Rows from a layout dataset:
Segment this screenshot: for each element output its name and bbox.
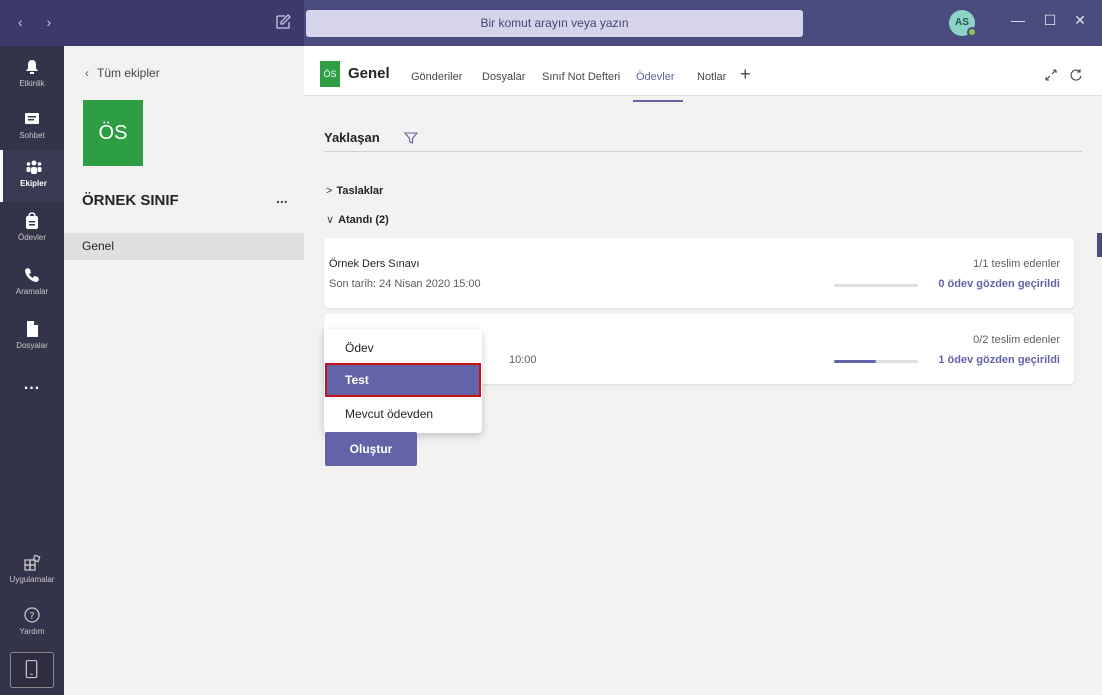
rail-label: Etkinlik	[19, 79, 45, 88]
rail-label: Uygulamalar	[9, 575, 55, 584]
avatar-initials: AS	[955, 17, 969, 28]
chevron-right-icon: >	[326, 185, 333, 197]
submission-count: 0/2 teslim edenler	[973, 334, 1060, 346]
teams-icon	[26, 160, 41, 174]
rail-item-apps[interactable]: Uygulamalar	[0, 546, 64, 598]
team-tile: ÖS	[83, 100, 143, 166]
rail-label: Ödevler	[17, 233, 46, 242]
upcoming-label: Yaklaşan	[324, 130, 380, 145]
avatar[interactable]: AS	[949, 10, 977, 37]
chat-icon	[25, 113, 39, 124]
assignment-due-date: Son tarih: 24 Nisan 2020 15:00	[329, 278, 481, 290]
chevron-left-icon: ‹	[85, 66, 89, 80]
tab-assignments[interactable]: Ödevler	[636, 71, 675, 83]
filter-row: Yaklaşan	[324, 130, 1082, 152]
filter-icon[interactable]	[404, 131, 418, 145]
channel-header: ÖS Genel Gönderiler Dosyalar Sınıf Not D…	[304, 46, 1102, 96]
team-pane: ‹ Tüm ekipler ÖS ÖRNEK SINIF ... Genel	[64, 46, 304, 695]
assignments-icon	[26, 212, 38, 229]
active-tab-indicator	[633, 100, 683, 102]
section-drafts[interactable]: > Taslaklar	[326, 185, 383, 197]
menu-item-quiz[interactable]: Test	[325, 363, 481, 397]
assignment-due-date: 10:00	[509, 354, 537, 366]
channel-badge: ÖS	[320, 61, 340, 87]
rail-item-teams[interactable]: Ekipler	[0, 150, 64, 202]
rail-item-calls[interactable]: Aramalar	[0, 258, 64, 310]
team-more-options-icon[interactable]: ...	[276, 190, 288, 206]
create-menu: Ödev Test Mevcut ödevden	[324, 329, 482, 433]
review-progress-bar	[834, 284, 918, 287]
close-icon[interactable]: ✕	[1070, 12, 1090, 29]
section-label: Taslaklar	[336, 185, 384, 197]
tab-grades[interactable]: Notlar	[697, 71, 726, 83]
rail-item-chat[interactable]: Sohbet	[0, 102, 64, 154]
rail-label: Aramalar	[15, 287, 49, 296]
menu-item-assignment[interactable]: Ödev	[324, 332, 482, 364]
team-name: ÖRNEK SINIF	[82, 192, 179, 209]
assignment-name: Örnek Ders Sınavı	[329, 258, 420, 270]
more-apps-button[interactable]: ...	[0, 376, 64, 394]
device-button[interactable]	[10, 652, 54, 688]
all-teams-label: Tüm ekipler	[97, 66, 160, 80]
review-count-link[interactable]: 0 ödev gözden geçirildi	[938, 278, 1060, 290]
all-teams-link[interactable]: ‹ Tüm ekipler	[85, 66, 160, 80]
menu-item-label: Ödev	[345, 341, 374, 355]
refresh-icon[interactable]	[1069, 68, 1083, 82]
menu-item-from-existing[interactable]: Mevcut ödevden	[324, 398, 482, 430]
section-label: Atandı (2)	[338, 214, 389, 226]
app-rail: Etkinlik Sohbet Ekipler Ödevler Aramalar…	[0, 46, 64, 695]
search-input[interactable]: Bir komut arayın veya yazın	[306, 10, 803, 37]
title-bar: ‹ › Bir komut arayın veya yazın AS — ☐ ✕	[0, 0, 1102, 46]
add-tab-button[interactable]: +	[740, 64, 751, 85]
section-assigned[interactable]: ∨ Atandı (2)	[326, 213, 389, 226]
rail-label: Yardım	[19, 627, 45, 636]
channel-title: Genel	[348, 65, 390, 82]
rail-label: Ekipler	[20, 179, 47, 188]
channel-label: Genel	[82, 239, 115, 253]
rail-item-files[interactable]: Dosyalar	[0, 312, 64, 364]
phone-icon	[25, 268, 39, 282]
main-content: ÖS Genel Gönderiler Dosyalar Sınıf Not D…	[304, 46, 1102, 695]
files-icon	[27, 321, 38, 337]
svg-text:?: ?	[29, 611, 34, 622]
help-icon: ?	[24, 607, 40, 623]
presence-available-icon	[967, 27, 977, 37]
review-progress-bar	[834, 360, 918, 363]
title-bar-left: ‹ ›	[0, 0, 304, 46]
review-progress-fill	[834, 360, 876, 363]
rail-item-help[interactable]: ? Yardım	[0, 598, 64, 650]
apps-icon	[24, 554, 41, 571]
rail-item-activity[interactable]: Etkinlik	[0, 50, 64, 102]
compose-icon[interactable]	[274, 13, 292, 31]
menu-item-label: Test	[345, 373, 369, 387]
tab-files[interactable]: Dosyalar	[482, 71, 525, 83]
scroll-edge-marker	[1097, 233, 1102, 257]
tab-class-notebook[interactable]: Sınıf Not Defteri	[542, 71, 620, 83]
minimize-icon[interactable]: —	[1008, 12, 1028, 28]
rail-label: Dosyalar	[16, 341, 48, 350]
rail-label: Sohbet	[19, 131, 45, 140]
rail-item-assignments[interactable]: Ödevler	[0, 204, 64, 256]
bell-icon	[26, 60, 38, 74]
mobile-device-icon	[25, 659, 38, 679]
expand-icon[interactable]	[1044, 68, 1058, 82]
submission-count: 1/1 teslim edenler	[973, 258, 1060, 270]
menu-item-label: Mevcut ödevden	[345, 407, 434, 421]
review-count-link[interactable]: 1 ödev gözden geçirildi	[938, 354, 1060, 366]
assignment-card[interactable]: Örnek Ders Sınavı Son tarih: 24 Nisan 20…	[324, 238, 1074, 308]
tab-posts[interactable]: Gönderiler	[411, 71, 462, 83]
chevron-down-icon: ∨	[326, 214, 335, 226]
history-nav[interactable]: ‹ ›	[18, 14, 61, 30]
create-button[interactable]: Oluştur	[325, 432, 417, 466]
channel-item-genel[interactable]: Genel	[64, 233, 304, 260]
maximize-icon[interactable]: ☐	[1040, 12, 1060, 29]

### To be done
Repeat every item on this page word for word, leaving out the pictures.

### Complete output
Segment this screenshot: for each element output its name and bbox.
rail-label: Etkinlik	[19, 79, 45, 88]
rail-label: Uygulamalar	[9, 575, 55, 584]
avatar-initials: AS	[955, 17, 969, 28]
chevron-right-icon: >	[326, 185, 333, 197]
submission-count: 0/2 teslim edenler	[973, 334, 1060, 346]
teams-icon	[26, 160, 41, 174]
rail-item-apps[interactable]: Uygulamalar	[0, 546, 64, 598]
team-tile: ÖS	[83, 100, 143, 166]
rail-label: Ödevler	[17, 233, 46, 242]
upcoming-label: Yaklaşan	[324, 130, 380, 145]
avatar[interactable]: AS	[949, 10, 977, 37]
chat-icon	[25, 113, 39, 124]
assignment-due-date: Son tarih: 24 Nisan 2020 15:00	[329, 278, 481, 290]
chevron-left-icon: ‹	[85, 66, 89, 80]
tab-assignments[interactable]: Ödevler	[636, 71, 675, 83]
filter-row: Yaklaşan	[324, 130, 1082, 152]
filter-icon[interactable]	[404, 131, 418, 145]
channel-header: ÖS Genel Gönderiler Dosyalar Sınıf Not D…	[304, 46, 1102, 96]
team-pane: ‹ Tüm ekipler ÖS ÖRNEK SINIF ... Genel	[64, 46, 304, 695]
assignments-icon	[26, 212, 38, 229]
active-tab-indicator	[633, 100, 683, 102]
section-drafts[interactable]: > Taslaklar	[326, 185, 383, 197]
menu-item-quiz[interactable]: Test	[325, 363, 481, 397]
assignment-due-date: 10:00	[509, 354, 537, 366]
channel-badge: ÖS	[320, 61, 340, 87]
rail-item-teams[interactable]: Ekipler	[0, 150, 64, 202]
rail-item-calls[interactable]: Aramalar	[0, 258, 64, 310]
team-more-options-icon[interactable]: ...	[276, 190, 288, 206]
create-menu: Ödev Test Mevcut ödevden	[324, 329, 482, 433]
review-progress-bar	[834, 284, 918, 287]
close-icon[interactable]: ✕	[1070, 12, 1090, 29]
section-label: Taslaklar	[336, 185, 384, 197]
tab-grades[interactable]: Notlar	[697, 71, 726, 83]
rail-item-chat[interactable]: Sohbet	[0, 102, 64, 154]
rail-label: Aramalar	[15, 287, 49, 296]
menu-item-assignment[interactable]: Ödev	[324, 332, 482, 364]
team-name: ÖRNEK SINIF	[82, 192, 179, 209]
assignment-name: Örnek Ders Sınavı	[329, 258, 420, 270]
more-apps-button[interactable]: ...	[0, 376, 64, 394]
device-button[interactable]	[10, 652, 54, 688]
all-teams-label: Tüm ekipler	[97, 66, 160, 80]
review-count-link[interactable]: 0 ödev gözden geçirildi	[938, 278, 1060, 290]
all-teams-link[interactable]: ‹ Tüm ekipler	[85, 66, 160, 80]
menu-item-label: Ödev	[345, 341, 374, 355]
refresh-icon[interactable]	[1069, 68, 1083, 82]
menu-item-from-existing[interactable]: Mevcut ödevden	[324, 398, 482, 430]
section-label: Atandı (2)	[338, 214, 389, 226]
app-rail: Etkinlik Sohbet Ekipler Ödevler Aramalar…	[0, 46, 64, 695]
search-input[interactable]: Bir komut arayın veya yazın	[306, 10, 803, 37]
title-bar: ‹ › Bir komut arayın veya yazın AS — ☐ ✕	[0, 0, 1102, 46]
add-tab-button[interactable]: +	[740, 64, 751, 85]
section-assigned[interactable]: ∨ Atandı (2)	[326, 213, 389, 226]
rail-label: Yardım	[19, 627, 45, 636]
channel-title: Genel	[348, 65, 390, 82]
rail-label: Ekipler	[20, 179, 47, 188]
channel-label: Genel	[82, 239, 115, 253]
rail-item-files[interactable]: Dosyalar	[0, 312, 64, 364]
phone-icon	[25, 268, 39, 282]
main-content: ÖS Genel Gönderiler Dosyalar Sınıf Not D…	[304, 46, 1102, 695]
files-icon	[27, 321, 38, 337]
svg-text:?: ?	[29, 611, 34, 622]
help-icon: ?	[24, 607, 40, 623]
presence-available-icon	[967, 27, 977, 37]
review-progress-bar	[834, 360, 918, 363]
title-bar-left: ‹ ›	[0, 0, 304, 46]
review-progress-fill	[834, 360, 876, 363]
rail-item-help[interactable]: ? Yardım	[0, 598, 64, 650]
apps-icon	[24, 554, 41, 571]
rail-item-activity[interactable]: Etkinlik	[0, 50, 64, 102]
compose-icon[interactable]	[274, 13, 292, 31]
menu-item-label: Test	[345, 373, 369, 387]
tab-files[interactable]: Dosyalar	[482, 71, 525, 83]
scroll-edge-marker	[1097, 233, 1102, 257]
tab-class-notebook[interactable]: Sınıf Not Defteri	[542, 71, 620, 83]
minimize-icon[interactable]: —	[1008, 12, 1028, 28]
rail-label: Dosyalar	[16, 341, 48, 350]
rail-label: Sohbet	[19, 131, 45, 140]
rail-item-assignments[interactable]: Ödevler	[0, 204, 64, 256]
bell-icon	[26, 60, 38, 74]
mobile-device-icon	[25, 659, 38, 679]
expand-icon[interactable]	[1044, 68, 1058, 82]
submission-count: 1/1 teslim edenler	[973, 258, 1060, 270]
menu-item-label: Mevcut ödevden	[345, 407, 434, 421]
review-count-link[interactable]: 1 ödev gözden geçirildi	[938, 354, 1060, 366]
assignment-card[interactable]: Örnek Ders Sınavı Son tarih: 24 Nisan 20…	[324, 238, 1074, 308]
tab-posts[interactable]: Gönderiler	[411, 71, 462, 83]
chevron-down-icon: ∨	[326, 214, 335, 226]
history-nav[interactable]: ‹ ›	[18, 14, 61, 30]
create-button[interactable]: Oluştur	[325, 432, 417, 466]
channel-item-genel[interactable]: Genel	[64, 233, 304, 260]
maximize-icon[interactable]: ☐	[1040, 12, 1060, 29]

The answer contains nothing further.